**The task:** Report the total number of lines that include the string "type", without any other text.

[Excerpts from a figure dataset]
** Begin **

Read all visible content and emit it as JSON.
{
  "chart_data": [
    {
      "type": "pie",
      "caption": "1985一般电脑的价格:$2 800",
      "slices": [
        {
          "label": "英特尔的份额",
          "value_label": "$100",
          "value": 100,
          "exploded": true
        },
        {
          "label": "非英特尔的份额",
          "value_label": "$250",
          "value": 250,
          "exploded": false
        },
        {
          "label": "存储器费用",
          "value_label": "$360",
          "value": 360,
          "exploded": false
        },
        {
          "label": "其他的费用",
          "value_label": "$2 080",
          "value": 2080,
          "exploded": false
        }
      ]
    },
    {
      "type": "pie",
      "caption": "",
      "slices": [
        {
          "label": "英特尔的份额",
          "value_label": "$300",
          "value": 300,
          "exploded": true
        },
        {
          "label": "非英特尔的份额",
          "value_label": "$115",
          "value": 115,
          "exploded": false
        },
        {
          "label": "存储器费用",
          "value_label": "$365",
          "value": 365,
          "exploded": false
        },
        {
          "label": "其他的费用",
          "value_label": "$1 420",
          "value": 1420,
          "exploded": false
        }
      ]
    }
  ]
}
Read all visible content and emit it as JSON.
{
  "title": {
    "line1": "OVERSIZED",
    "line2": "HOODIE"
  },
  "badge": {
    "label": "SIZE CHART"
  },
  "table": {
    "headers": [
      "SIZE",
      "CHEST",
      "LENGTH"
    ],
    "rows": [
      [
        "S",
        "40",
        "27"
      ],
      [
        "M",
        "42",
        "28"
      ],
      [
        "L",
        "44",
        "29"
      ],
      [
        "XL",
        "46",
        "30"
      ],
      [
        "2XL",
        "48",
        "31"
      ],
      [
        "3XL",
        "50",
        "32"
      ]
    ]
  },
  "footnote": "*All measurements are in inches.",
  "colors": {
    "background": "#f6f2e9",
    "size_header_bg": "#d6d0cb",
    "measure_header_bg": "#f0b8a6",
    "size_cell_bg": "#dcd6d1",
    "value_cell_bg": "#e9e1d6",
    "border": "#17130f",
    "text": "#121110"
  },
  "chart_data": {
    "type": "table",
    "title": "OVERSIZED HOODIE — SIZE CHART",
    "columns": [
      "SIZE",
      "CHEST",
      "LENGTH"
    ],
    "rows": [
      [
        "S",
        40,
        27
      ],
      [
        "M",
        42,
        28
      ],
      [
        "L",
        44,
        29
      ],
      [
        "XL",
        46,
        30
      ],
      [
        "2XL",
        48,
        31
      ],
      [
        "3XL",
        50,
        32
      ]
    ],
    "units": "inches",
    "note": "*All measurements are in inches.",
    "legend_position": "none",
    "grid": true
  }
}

** End **
** Begin **

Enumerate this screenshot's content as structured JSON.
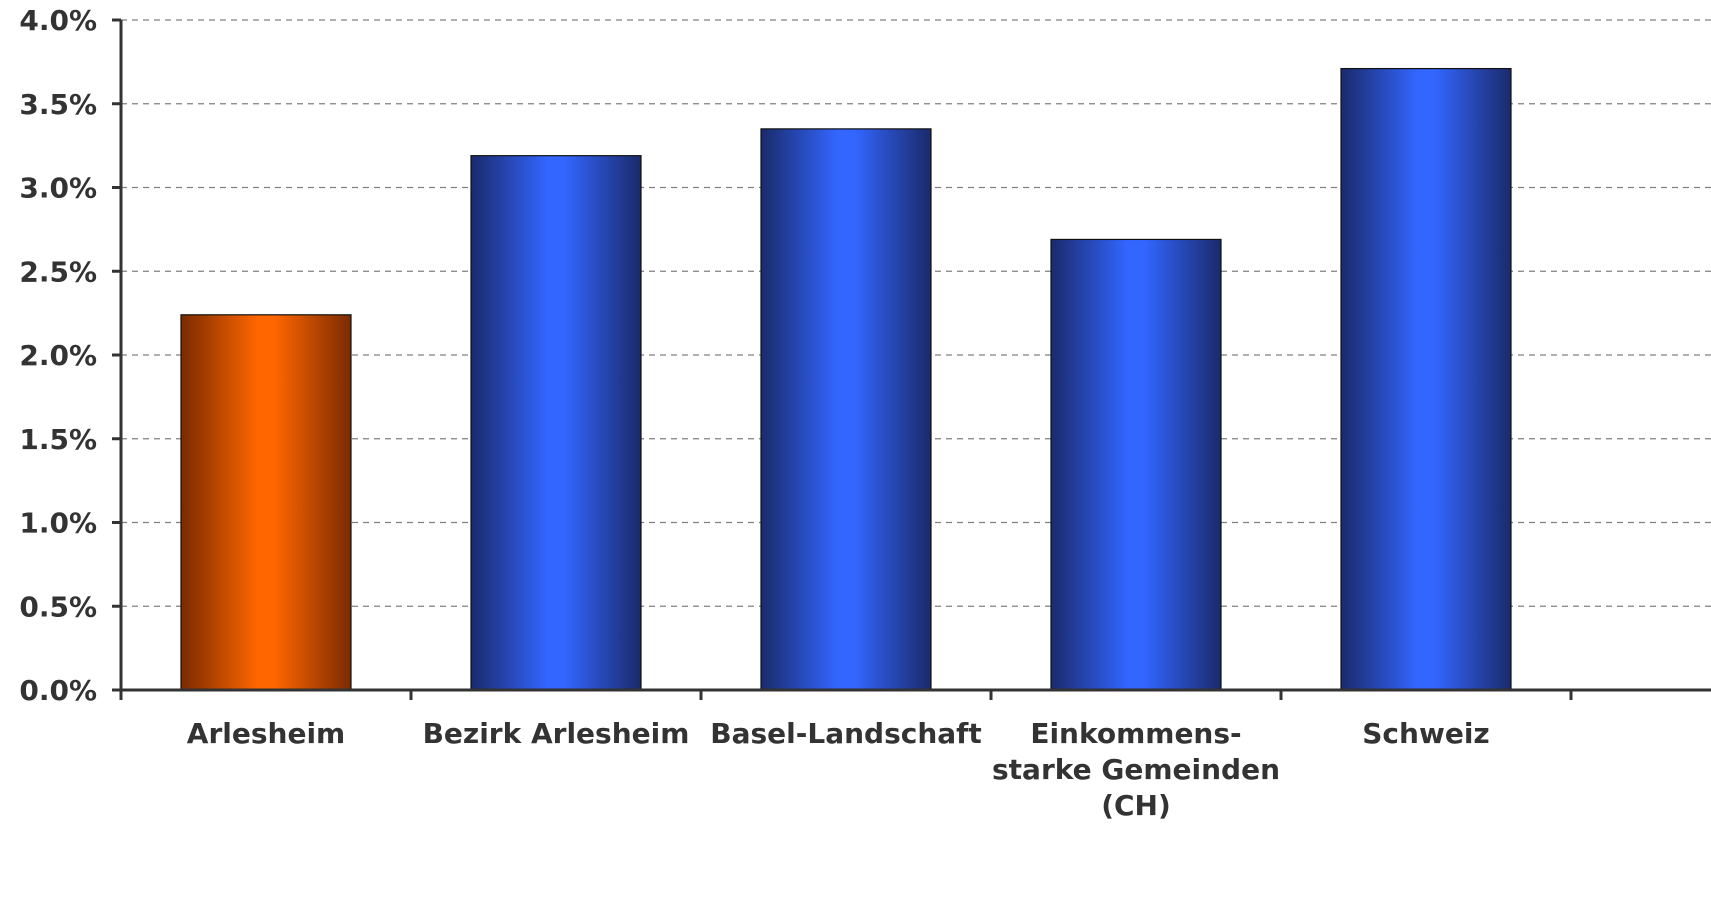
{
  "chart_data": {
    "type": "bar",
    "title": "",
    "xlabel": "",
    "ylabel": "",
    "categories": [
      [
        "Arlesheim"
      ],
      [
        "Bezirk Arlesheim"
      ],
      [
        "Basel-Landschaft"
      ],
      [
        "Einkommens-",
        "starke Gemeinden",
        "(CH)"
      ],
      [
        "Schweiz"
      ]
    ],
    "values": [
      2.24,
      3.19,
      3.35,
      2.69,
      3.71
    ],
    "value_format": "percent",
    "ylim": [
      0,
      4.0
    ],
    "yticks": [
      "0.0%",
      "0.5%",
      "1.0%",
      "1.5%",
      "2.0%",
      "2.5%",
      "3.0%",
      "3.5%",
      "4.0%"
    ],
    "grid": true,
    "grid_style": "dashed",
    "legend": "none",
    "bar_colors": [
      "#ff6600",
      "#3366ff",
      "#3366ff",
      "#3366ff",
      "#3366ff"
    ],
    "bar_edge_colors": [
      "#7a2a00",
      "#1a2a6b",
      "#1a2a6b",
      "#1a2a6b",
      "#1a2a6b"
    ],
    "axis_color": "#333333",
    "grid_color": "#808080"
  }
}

** End **
** Begin **

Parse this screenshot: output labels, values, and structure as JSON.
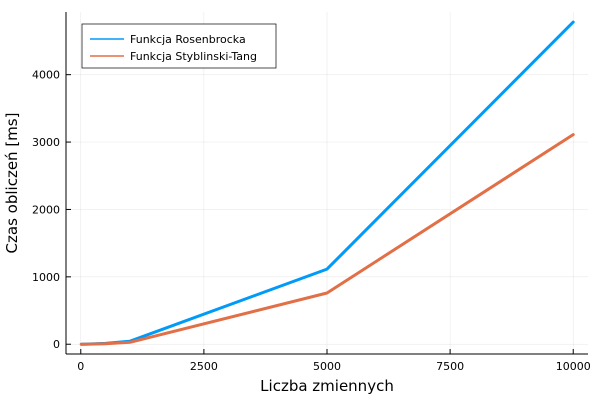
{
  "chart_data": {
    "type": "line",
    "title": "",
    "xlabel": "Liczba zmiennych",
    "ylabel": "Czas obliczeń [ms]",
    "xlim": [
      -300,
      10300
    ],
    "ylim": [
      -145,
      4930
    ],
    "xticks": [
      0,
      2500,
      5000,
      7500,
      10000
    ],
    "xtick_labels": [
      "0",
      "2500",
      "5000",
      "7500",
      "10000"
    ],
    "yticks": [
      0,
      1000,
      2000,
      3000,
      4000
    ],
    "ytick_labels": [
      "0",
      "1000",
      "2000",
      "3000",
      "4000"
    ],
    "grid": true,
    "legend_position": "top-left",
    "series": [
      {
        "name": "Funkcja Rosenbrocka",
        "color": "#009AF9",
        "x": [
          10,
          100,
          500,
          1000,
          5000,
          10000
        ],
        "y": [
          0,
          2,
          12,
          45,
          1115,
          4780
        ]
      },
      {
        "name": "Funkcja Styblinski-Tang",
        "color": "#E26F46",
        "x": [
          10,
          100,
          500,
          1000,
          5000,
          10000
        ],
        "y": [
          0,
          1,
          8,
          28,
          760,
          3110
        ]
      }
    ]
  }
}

** End **

**The solution:** 5